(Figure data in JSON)
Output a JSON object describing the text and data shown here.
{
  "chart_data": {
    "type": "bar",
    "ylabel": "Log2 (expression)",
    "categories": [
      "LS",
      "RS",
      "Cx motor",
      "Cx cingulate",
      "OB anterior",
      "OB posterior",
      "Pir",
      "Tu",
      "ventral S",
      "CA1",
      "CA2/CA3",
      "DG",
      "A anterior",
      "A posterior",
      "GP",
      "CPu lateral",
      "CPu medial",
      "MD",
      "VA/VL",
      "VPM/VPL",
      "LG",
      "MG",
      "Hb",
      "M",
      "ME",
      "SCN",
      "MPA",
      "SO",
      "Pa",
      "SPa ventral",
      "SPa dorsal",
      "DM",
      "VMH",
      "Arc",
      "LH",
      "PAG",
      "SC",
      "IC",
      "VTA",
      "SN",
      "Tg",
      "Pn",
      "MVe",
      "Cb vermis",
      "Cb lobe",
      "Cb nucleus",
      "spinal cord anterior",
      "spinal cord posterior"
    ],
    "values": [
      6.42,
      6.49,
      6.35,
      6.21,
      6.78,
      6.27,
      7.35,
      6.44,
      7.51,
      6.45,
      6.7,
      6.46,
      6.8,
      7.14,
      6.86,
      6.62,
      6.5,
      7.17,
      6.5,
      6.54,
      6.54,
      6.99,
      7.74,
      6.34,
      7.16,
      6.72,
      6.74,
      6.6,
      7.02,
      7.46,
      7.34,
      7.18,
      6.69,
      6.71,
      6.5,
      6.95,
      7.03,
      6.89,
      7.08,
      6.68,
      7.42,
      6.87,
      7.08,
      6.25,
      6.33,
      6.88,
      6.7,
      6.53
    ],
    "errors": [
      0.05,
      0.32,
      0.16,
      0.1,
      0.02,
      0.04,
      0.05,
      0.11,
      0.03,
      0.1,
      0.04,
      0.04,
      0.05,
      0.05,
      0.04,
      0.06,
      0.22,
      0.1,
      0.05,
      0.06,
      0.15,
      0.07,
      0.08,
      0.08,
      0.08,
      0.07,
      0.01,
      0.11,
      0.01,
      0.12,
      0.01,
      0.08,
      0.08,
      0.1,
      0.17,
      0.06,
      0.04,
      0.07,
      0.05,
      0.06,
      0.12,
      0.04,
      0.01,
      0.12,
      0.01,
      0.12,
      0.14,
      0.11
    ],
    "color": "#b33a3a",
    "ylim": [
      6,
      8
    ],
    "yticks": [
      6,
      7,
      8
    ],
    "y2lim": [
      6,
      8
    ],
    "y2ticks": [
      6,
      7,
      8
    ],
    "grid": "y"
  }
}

### Description of the task
Quote each line above in full, word for word.

### Written response
Output a JSON object describing the text and data shown here.
{
  "chart_data": {
    "type": "bar",
    "ylabel": "Log2 (expression)",
    "categories": [
      "LS",
      "RS",
      "Cx motor",
      "Cx cingulate",
      "OB anterior",
      "OB posterior",
      "Pir",
      "Tu",
      "ventral S",
      "CA1",
      "CA2/CA3",
      "DG",
      "A anterior",
      "A posterior",
      "GP",
      "CPu lateral",
      "CPu medial",
      "MD",
      "VA/VL",
      "VPM/VPL",
      "LG",
      "MG",
      "Hb",
      "M",
      "ME",
      "SCN",
      "MPA",
      "SO",
      "Pa",
      "SPa ventral",
      "SPa dorsal",
      "DM",
      "VMH",
      "Arc",
      "LH",
      "PAG",
      "SC",
      "IC",
      "VTA",
      "SN",
      "Tg",
      "Pn",
      "MVe",
      "Cb vermis",
      "Cb lobe",
      "Cb nucleus",
      "spinal cord anterior",
      "spinal cord posterior"
    ],
    "values": [
      6.42,
      6.49,
      6.35,
      6.21,
      6.78,
      6.27,
      7.35,
      6.44,
      7.51,
      6.45,
      6.7,
      6.46,
      6.8,
      7.14,
      6.86,
      6.62,
      6.5,
      7.17,
      6.5,
      6.54,
      6.54,
      6.99,
      7.74,
      6.34,
      7.16,
      6.72,
      6.74,
      6.6,
      7.02,
      7.46,
      7.34,
      7.18,
      6.69,
      6.71,
      6.5,
      6.95,
      7.03,
      6.89,
      7.08,
      6.68,
      7.42,
      6.87,
      7.08,
      6.25,
      6.33,
      6.88,
      6.7,
      6.53
    ],
    "errors": [
      0.05,
      0.32,
      0.16,
      0.1,
      0.02,
      0.04,
      0.05,
      0.11,
      0.03,
      0.1,
      0.04,
      0.04,
      0.05,
      0.05,
      0.04,
      0.06,
      0.22,
      0.1,
      0.05,
      0.06,
      0.15,
      0.07,
      0.08,
      0.08,
      0.08,
      0.07,
      0.01,
      0.11,
      0.01,
      0.12,
      0.01,
      0.08,
      0.08,
      0.1,
      0.17,
      0.06,
      0.04,
      0.07,
      0.05,
      0.06,
      0.12,
      0.04,
      0.01,
      0.12,
      0.01,
      0.12,
      0.14,
      0.11
    ],
    "color": "#b33a3a",
    "ylim": [
      6,
      8
    ],
    "yticks": [
      6,
      7,
      8
    ],
    "y2lim": [
      6,
      8
    ],
    "y2ticks": [
      6,
      7,
      8
    ],
    "grid": "y"
  }
}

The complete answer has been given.